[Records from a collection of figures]
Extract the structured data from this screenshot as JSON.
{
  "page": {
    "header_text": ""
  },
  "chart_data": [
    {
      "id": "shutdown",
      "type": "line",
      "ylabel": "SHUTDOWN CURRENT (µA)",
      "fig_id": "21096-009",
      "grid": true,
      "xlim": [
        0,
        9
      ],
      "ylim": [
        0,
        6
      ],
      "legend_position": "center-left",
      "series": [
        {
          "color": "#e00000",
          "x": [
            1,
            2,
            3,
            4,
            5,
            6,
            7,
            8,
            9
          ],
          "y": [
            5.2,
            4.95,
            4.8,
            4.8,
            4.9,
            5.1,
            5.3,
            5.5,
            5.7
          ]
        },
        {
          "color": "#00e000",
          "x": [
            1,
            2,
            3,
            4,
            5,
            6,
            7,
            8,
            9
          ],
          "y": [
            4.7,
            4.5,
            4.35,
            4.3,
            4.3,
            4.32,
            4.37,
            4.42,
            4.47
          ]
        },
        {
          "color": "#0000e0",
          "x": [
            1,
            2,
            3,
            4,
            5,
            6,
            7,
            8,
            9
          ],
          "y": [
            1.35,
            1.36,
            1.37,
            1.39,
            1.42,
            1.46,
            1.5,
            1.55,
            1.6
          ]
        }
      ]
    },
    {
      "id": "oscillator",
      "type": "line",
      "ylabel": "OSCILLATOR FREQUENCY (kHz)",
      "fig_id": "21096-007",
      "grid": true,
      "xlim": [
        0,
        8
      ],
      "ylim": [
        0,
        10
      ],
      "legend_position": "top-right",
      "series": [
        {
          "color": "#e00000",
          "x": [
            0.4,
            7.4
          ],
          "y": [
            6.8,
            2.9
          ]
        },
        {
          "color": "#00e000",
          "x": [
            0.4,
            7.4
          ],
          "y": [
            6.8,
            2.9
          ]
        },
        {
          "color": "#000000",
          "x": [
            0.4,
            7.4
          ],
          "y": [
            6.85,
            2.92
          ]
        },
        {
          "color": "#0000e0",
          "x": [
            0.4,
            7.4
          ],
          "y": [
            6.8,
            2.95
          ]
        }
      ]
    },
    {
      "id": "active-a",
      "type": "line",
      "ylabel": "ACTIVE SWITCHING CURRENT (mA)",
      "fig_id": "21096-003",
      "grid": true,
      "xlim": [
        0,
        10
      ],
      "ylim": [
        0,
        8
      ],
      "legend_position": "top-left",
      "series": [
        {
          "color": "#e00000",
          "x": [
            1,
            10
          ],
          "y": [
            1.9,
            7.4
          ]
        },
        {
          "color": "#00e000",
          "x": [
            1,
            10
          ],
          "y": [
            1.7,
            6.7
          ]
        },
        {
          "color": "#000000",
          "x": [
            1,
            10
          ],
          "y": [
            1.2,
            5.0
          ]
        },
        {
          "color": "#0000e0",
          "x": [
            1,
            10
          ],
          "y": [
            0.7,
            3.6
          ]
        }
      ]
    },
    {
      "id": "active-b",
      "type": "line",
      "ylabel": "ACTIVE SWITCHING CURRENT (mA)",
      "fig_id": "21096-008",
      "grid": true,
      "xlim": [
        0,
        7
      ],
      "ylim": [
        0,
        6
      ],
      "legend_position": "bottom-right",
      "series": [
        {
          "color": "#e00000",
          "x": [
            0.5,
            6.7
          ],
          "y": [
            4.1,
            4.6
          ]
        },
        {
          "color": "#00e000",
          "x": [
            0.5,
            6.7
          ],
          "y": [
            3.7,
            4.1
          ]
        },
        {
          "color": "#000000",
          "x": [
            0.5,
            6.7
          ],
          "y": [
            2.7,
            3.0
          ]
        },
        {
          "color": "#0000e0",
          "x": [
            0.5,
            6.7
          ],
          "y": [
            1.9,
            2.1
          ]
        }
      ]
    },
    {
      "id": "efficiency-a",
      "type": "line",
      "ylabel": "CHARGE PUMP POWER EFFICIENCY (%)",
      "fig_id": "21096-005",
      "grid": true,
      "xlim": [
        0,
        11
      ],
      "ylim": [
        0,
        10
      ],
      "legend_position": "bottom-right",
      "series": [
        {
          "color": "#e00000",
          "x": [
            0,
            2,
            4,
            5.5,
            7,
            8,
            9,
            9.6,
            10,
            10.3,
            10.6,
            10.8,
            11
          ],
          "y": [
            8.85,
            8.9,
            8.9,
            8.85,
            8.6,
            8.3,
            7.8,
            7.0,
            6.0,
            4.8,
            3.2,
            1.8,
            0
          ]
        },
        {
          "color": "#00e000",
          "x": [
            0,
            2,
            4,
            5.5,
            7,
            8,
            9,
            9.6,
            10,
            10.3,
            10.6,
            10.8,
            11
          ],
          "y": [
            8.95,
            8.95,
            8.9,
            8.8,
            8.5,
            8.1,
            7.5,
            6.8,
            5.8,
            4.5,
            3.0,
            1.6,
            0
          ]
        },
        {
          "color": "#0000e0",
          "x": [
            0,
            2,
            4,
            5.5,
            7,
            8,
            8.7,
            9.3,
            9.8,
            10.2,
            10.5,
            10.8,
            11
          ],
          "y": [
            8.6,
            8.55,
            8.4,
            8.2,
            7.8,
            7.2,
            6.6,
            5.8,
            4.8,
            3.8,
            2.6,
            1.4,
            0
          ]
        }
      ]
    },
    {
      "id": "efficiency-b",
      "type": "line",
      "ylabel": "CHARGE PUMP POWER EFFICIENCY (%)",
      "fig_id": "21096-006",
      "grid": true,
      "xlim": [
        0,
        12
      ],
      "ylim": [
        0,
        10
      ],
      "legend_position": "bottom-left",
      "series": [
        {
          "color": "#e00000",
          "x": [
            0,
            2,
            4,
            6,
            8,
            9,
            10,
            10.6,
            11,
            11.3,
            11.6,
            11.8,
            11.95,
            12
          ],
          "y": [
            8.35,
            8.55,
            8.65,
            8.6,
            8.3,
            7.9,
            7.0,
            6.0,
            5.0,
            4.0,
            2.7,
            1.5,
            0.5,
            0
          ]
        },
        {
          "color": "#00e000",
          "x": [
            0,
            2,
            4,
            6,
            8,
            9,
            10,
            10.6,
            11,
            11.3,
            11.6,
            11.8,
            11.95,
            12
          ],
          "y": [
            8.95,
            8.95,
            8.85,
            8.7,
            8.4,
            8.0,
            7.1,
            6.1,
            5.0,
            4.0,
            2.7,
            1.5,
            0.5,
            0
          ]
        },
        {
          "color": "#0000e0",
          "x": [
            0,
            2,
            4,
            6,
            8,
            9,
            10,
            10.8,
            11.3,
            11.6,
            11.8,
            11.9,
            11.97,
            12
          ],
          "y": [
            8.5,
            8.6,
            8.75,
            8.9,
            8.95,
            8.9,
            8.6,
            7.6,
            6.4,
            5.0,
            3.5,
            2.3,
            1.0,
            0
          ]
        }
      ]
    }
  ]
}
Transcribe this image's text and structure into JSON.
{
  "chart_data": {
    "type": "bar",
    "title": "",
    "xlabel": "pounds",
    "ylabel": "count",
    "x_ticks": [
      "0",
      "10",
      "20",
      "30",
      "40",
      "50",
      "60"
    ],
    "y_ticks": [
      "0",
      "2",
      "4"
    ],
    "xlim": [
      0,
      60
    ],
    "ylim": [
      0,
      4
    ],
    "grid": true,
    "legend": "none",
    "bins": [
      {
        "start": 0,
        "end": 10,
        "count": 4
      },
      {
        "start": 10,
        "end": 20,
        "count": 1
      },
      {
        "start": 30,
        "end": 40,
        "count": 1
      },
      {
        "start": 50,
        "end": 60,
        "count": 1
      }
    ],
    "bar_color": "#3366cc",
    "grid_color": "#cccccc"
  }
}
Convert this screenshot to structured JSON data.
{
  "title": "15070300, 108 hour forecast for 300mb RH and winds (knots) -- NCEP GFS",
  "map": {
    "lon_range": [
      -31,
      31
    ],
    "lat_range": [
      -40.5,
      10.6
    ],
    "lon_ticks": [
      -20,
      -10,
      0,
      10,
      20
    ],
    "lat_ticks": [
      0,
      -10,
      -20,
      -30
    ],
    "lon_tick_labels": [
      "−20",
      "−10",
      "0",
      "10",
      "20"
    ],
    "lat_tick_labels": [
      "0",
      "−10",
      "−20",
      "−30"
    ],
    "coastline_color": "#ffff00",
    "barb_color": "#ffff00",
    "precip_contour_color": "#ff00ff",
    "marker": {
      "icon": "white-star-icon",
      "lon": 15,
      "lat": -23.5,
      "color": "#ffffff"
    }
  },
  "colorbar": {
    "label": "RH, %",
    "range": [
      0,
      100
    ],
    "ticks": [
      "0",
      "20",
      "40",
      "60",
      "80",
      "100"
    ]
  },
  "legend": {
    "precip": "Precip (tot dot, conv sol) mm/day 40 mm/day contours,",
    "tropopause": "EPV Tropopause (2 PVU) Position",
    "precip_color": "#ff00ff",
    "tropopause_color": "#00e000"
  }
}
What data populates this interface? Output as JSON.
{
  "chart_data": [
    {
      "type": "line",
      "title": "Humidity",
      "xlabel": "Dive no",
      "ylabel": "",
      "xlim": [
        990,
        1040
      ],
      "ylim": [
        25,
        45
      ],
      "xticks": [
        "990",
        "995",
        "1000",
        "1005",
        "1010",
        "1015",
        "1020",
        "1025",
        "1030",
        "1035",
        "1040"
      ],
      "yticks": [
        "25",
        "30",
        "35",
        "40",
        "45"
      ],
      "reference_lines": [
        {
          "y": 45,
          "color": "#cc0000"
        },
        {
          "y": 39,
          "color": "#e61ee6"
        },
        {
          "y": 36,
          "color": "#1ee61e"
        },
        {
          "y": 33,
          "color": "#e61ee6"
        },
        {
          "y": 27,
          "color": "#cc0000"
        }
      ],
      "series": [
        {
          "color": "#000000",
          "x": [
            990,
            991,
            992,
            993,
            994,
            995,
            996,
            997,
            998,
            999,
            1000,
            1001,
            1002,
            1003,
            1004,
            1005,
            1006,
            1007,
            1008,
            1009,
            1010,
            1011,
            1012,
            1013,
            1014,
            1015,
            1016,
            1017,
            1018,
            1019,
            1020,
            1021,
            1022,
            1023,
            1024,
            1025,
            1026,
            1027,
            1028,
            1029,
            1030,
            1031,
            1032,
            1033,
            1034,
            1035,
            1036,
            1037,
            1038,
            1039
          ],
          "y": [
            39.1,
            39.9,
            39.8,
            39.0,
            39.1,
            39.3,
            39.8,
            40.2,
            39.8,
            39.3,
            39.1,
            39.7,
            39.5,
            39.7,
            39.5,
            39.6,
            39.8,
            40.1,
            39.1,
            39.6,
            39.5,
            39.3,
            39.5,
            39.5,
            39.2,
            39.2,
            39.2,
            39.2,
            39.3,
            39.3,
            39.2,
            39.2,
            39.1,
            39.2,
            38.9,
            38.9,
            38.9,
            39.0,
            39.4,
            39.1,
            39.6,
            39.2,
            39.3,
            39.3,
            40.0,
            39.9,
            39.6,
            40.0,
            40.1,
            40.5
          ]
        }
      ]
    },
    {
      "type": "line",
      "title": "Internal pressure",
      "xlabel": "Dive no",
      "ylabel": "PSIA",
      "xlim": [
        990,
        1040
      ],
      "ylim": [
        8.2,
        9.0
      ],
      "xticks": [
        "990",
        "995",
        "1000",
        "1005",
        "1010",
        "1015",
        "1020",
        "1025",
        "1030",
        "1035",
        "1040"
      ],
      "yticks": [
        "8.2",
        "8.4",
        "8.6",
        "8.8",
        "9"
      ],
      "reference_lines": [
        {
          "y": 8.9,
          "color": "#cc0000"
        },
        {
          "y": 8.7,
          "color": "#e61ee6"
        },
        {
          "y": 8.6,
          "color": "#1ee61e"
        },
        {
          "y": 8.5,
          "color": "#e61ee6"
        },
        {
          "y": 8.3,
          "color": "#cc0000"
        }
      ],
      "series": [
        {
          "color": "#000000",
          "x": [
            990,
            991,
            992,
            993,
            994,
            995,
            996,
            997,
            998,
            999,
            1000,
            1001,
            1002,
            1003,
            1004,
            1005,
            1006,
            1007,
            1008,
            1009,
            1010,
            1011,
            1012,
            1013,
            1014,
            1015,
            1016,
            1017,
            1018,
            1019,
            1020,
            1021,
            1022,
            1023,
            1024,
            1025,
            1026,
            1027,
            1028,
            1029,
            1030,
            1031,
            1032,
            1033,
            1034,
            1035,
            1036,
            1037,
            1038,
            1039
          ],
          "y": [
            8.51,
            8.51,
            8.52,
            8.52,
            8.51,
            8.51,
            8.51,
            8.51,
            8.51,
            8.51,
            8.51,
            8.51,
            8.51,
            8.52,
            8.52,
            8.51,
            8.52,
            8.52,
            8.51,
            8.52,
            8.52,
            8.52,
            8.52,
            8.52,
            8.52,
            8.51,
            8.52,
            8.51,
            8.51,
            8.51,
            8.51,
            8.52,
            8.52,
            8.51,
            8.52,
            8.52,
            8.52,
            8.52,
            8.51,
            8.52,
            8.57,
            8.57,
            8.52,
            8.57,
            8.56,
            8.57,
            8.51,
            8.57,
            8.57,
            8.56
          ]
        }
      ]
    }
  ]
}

→ **WRITTEN PROBLEM**: Using the records above, copy every line that has the word "left" in it.

→ **OUTPUT**:
      "legend_position": "center-left",
      "legend_position": "top-left",
      "legend_position": "bottom-left",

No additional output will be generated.